Part of a data file
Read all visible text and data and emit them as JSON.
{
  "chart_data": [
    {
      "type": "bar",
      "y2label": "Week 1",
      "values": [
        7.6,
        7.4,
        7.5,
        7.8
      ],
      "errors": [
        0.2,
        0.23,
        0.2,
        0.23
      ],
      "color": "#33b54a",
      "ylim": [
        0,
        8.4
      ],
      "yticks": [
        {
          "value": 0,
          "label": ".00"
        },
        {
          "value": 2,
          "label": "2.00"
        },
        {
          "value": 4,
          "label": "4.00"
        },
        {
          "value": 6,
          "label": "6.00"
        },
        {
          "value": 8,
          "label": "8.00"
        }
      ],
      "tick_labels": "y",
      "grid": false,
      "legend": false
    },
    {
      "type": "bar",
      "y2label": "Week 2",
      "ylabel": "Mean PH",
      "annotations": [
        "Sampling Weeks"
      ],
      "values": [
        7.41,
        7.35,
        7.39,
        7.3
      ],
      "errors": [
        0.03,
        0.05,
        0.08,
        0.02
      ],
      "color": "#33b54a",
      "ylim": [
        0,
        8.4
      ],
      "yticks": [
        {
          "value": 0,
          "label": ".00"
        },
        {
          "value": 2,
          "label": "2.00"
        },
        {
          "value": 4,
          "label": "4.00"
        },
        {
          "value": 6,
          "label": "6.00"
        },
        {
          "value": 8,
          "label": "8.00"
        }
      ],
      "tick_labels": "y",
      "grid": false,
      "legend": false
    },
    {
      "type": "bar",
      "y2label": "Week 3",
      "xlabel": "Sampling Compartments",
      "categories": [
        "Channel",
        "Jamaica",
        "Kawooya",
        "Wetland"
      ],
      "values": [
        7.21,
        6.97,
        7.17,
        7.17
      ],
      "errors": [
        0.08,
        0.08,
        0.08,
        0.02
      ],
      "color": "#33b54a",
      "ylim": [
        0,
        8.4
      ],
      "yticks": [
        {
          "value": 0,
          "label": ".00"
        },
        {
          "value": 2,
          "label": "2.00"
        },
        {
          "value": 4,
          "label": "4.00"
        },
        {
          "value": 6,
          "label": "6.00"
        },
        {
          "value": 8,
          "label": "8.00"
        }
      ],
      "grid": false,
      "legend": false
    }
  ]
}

*What the exercise asks:*
Exactly reproduce all of the entries above.

*Result:*
Read all visible text and data and emit them as JSON.
{
  "chart_data": [
    {
      "type": "bar",
      "y2label": "Week 1",
      "values": [
        7.6,
        7.4,
        7.5,
        7.8
      ],
      "errors": [
        0.2,
        0.23,
        0.2,
        0.23
      ],
      "color": "#33b54a",
      "ylim": [
        0,
        8.4
      ],
      "yticks": [
        {
          "value": 0,
          "label": ".00"
        },
        {
          "value": 2,
          "label": "2.00"
        },
        {
          "value": 4,
          "label": "4.00"
        },
        {
          "value": 6,
          "label": "6.00"
        },
        {
          "value": 8,
          "label": "8.00"
        }
      ],
      "tick_labels": "y",
      "grid": false,
      "legend": false
    },
    {
      "type": "bar",
      "y2label": "Week 2",
      "ylabel": "Mean PH",
      "annotations": [
        "Sampling Weeks"
      ],
      "values": [
        7.41,
        7.35,
        7.39,
        7.3
      ],
      "errors": [
        0.03,
        0.05,
        0.08,
        0.02
      ],
      "color": "#33b54a",
      "ylim": [
        0,
        8.4
      ],
      "yticks": [
        {
          "value": 0,
          "label": ".00"
        },
        {
          "value": 2,
          "label": "2.00"
        },
        {
          "value": 4,
          "label": "4.00"
        },
        {
          "value": 6,
          "label": "6.00"
        },
        {
          "value": 8,
          "label": "8.00"
        }
      ],
      "tick_labels": "y",
      "grid": false,
      "legend": false
    },
    {
      "type": "bar",
      "y2label": "Week 3",
      "xlabel": "Sampling Compartments",
      "categories": [
        "Channel",
        "Jamaica",
        "Kawooya",
        "Wetland"
      ],
      "values": [
        7.21,
        6.97,
        7.17,
        7.17
      ],
      "errors": [
        0.08,
        0.08,
        0.08,
        0.02
      ],
      "color": "#33b54a",
      "ylim": [
        0,
        8.4
      ],
      "yticks": [
        {
          "value": 0,
          "label": ".00"
        },
        {
          "value": 2,
          "label": "2.00"
        },
        {
          "value": 4,
          "label": "4.00"
        },
        {
          "value": 6,
          "label": "6.00"
        },
        {
          "value": 8,
          "label": "8.00"
        }
      ],
      "grid": false,
      "legend": false
    }
  ]
}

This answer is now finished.